• OBJETIVOS:
1. Segundo o texto sobre Eça de Queirós, com que idade Eça morreu?
2. Edite o trecho do texto sobre Eça de Queirós que vai de "As janelas foram" a "solene dos espaços.", substituindo "tílias" por "acácias".

• TEXTO FORNECIDO:

Sumário

Releituras de Eça de Queirós

Cleonice Berardinelli
PUC-Rio/UFRJ
Cátedra Padre António Vieira

Há cem anos quase exatos, em Neuilly, numa tarde de verão, Eça agoniza. E Viana Moog, ficcionista doublé de biógrafo, recria, com terna emoção, a cena:

 

As janelas foram abertas sobre o jardim, onde floriam as queri­das tílias de agosto do moribundo. Um raio de sol veio nimbar­lhe a fronte. O padre perguntou-lhe se o ouvia. Ele já não pôde responder, mas ainda assim recebeu a extrema-unção.

No orfanato vizinho, onde chegara a notícia de que Eça estava morrendo, as mestras reúnem às pressas as pequenas sem pai que ele tanto amou, para entoarem em coro o Miserere em sua in­tenção.

Eça morria serenamente. Pelas janelas abertas espreitavam as tílias, enquanto as vozes frescas das crianças inundavam os ares, quebrando o silêncio solene dos espaços.

* * *

Um sino ao longe bate quatro pancadas. O calendário marca 16 de agosto de 1900. O século XIX também tinha terminado. (Moog (1943), p. 349)

 

É o centenário dessa morte prematura (Eça morreu aos cin­qüenta e cinco anos) que aqui se comemora, celebrando um dos maiores prosadores da língua portuguesa de todos os tempos, cria­dor de um estilo que o individualiza de maneira inconfundível, de uma obra que, accessível à primeira abordagem, oculta em suas do­bras múltiplos significados, permitindo leituras sucessivas em que há sempre uma nova descoberta.

Ao fascínio de sua pena submeteram-se os que lhe descobri­ram as primeiras produções. Gerações de outros leitores se vêm su­cedendo. Se considerarmos que a primeira é a do próprio autor (c. 1840 - c. 1895), a segunda será a dos que nasceram por volta de 1880 e morreram por volta de 1960, a terceira, a dos que, nascidos neste nosso século XX, a expirar, andam pela casa dos oitenta. De dois leitores especiais - um, da segunda, outro da terceira - ve­nho dar-lhes o testemunho, em ordem inversa. Para tal, permito-me uma pequena digressão.

Em agosto de 1999, a conferência de abertura do 6 o Congres­so da Associação Internacional de Lusitanistas, foi feita pelo profes­sor e ensaísta Antonio Candido de Mello e Souza - ou, mais sim­plesmente Antonio Candido -, um exemplo de verdadeiro cidadão pela sua postura intelectual e política, pelo seu relevante papel de mestre de mestres. Aos nossos ouvidos, e aos da posteridade, soará apenas este seu duplo prenome: Antonio Candido.

• DADOS FORNECIDOS:
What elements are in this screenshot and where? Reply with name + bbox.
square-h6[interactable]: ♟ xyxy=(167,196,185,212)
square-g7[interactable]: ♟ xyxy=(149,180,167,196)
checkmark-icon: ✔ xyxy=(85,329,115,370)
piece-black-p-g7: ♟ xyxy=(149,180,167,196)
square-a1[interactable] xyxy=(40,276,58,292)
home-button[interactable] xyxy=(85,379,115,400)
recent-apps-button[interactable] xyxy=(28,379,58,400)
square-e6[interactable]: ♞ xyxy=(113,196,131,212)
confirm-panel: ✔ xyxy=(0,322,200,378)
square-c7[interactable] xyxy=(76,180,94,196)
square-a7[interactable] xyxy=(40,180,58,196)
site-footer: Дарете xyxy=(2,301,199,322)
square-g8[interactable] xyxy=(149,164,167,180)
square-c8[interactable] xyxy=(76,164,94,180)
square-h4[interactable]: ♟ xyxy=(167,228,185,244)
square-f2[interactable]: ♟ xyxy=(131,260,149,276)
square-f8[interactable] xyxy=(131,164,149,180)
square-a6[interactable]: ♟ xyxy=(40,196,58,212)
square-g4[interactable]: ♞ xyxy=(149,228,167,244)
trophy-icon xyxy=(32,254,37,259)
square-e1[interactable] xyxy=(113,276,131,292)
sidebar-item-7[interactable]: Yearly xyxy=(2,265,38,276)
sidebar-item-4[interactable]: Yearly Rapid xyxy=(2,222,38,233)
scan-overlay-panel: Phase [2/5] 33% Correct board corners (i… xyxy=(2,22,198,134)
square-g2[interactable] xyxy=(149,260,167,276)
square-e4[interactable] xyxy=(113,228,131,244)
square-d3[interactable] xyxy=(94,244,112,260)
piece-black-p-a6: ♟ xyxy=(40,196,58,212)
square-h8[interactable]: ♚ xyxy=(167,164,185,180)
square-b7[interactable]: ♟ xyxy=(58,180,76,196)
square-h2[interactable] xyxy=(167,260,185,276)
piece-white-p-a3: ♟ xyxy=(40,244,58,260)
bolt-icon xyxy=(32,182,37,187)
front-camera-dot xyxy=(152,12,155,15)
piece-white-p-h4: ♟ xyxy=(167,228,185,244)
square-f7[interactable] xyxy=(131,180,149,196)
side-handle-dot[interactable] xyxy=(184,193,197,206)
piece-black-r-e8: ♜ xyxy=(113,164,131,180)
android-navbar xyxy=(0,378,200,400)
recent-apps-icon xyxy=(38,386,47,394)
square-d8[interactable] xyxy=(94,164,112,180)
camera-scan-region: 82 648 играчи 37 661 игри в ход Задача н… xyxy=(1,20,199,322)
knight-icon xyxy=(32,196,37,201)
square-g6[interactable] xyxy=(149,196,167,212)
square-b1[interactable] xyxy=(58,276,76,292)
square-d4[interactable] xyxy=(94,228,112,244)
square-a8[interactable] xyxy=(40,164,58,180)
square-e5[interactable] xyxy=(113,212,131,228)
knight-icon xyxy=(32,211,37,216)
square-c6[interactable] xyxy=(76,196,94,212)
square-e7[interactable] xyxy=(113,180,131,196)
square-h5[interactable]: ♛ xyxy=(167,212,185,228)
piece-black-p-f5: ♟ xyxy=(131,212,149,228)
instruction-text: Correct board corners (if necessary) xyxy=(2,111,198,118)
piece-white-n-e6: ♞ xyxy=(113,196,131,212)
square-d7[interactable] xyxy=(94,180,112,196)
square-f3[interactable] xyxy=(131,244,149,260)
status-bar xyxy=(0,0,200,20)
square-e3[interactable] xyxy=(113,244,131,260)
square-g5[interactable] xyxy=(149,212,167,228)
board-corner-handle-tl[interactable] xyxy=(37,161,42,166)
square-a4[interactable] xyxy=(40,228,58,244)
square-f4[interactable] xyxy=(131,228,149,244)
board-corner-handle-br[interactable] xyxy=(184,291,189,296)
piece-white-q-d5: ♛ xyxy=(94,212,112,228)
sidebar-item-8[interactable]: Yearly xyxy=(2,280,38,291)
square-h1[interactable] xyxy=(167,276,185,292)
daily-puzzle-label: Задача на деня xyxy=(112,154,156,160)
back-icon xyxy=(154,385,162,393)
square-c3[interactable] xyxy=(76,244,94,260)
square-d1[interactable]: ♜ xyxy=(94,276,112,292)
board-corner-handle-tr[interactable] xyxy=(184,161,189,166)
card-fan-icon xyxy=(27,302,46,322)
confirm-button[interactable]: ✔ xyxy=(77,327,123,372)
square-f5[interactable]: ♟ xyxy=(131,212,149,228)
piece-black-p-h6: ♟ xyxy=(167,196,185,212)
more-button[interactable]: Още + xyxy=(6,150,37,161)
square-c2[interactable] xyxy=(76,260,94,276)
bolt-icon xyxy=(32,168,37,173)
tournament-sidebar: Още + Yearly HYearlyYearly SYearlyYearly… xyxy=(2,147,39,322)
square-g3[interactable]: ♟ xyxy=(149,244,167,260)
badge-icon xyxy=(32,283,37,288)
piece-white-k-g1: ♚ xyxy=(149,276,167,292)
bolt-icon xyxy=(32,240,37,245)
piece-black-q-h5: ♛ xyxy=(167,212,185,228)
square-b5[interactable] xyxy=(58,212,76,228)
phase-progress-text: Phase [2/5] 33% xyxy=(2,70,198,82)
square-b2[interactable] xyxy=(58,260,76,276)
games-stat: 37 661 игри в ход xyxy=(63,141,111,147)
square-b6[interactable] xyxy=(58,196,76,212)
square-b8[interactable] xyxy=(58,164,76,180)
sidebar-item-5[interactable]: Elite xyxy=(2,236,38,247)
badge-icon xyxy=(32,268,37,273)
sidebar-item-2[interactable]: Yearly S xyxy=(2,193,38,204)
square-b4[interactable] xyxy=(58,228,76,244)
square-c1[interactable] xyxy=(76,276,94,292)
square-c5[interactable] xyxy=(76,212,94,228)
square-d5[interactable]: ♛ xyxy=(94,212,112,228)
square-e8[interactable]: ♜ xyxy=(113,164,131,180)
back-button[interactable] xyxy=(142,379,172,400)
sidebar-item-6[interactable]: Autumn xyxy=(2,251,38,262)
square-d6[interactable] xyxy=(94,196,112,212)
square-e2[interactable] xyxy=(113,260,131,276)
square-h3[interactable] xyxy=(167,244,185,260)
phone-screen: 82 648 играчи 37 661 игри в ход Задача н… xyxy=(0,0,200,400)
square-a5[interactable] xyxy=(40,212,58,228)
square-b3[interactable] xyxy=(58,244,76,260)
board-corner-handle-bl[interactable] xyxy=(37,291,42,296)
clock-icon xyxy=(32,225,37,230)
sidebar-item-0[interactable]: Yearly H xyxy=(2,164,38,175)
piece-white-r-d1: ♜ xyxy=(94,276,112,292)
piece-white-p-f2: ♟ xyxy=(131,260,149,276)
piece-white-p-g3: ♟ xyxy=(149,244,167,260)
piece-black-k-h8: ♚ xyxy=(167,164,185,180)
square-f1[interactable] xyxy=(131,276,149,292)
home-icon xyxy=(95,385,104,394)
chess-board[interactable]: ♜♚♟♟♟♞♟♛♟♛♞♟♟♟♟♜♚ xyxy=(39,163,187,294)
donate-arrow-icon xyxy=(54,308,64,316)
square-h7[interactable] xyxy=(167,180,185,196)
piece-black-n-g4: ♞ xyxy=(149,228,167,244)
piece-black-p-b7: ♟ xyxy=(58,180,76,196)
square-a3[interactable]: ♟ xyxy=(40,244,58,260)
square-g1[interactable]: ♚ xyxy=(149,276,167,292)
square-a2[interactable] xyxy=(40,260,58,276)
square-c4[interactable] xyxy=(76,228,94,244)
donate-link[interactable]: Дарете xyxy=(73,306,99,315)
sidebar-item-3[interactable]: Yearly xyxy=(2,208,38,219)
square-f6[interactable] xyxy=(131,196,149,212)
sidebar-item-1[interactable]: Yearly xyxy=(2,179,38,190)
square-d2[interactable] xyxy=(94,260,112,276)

• RESULTADOS FINAIS:
1. Eça morreu aos cinquenta e cinco anos.

2.
As janelas foram abertas sobre o jardim, onde floriam as queri­das acácias de agosto do moribundo. Um raio de sol veio nimbar­lhe a fronte. O padre perguntou-lhe se o ouvia. Ele já não pôde responder, mas ainda assim recebeu a extrema-unção.

No orfanato vizinho, onde chegara a notícia de que Eça estava morrendo, as mestras reúnem às pressas as pequenas sem pai que ele tanto amou, para entoarem em coro o Miserere em sua in­tenção.

Eça morria serenamente. Pelas janelas abertas espreitavam as acácias, enquanto as vozes frescas das crianças inundavam os ares, quebrando o silêncio solene dos espaços.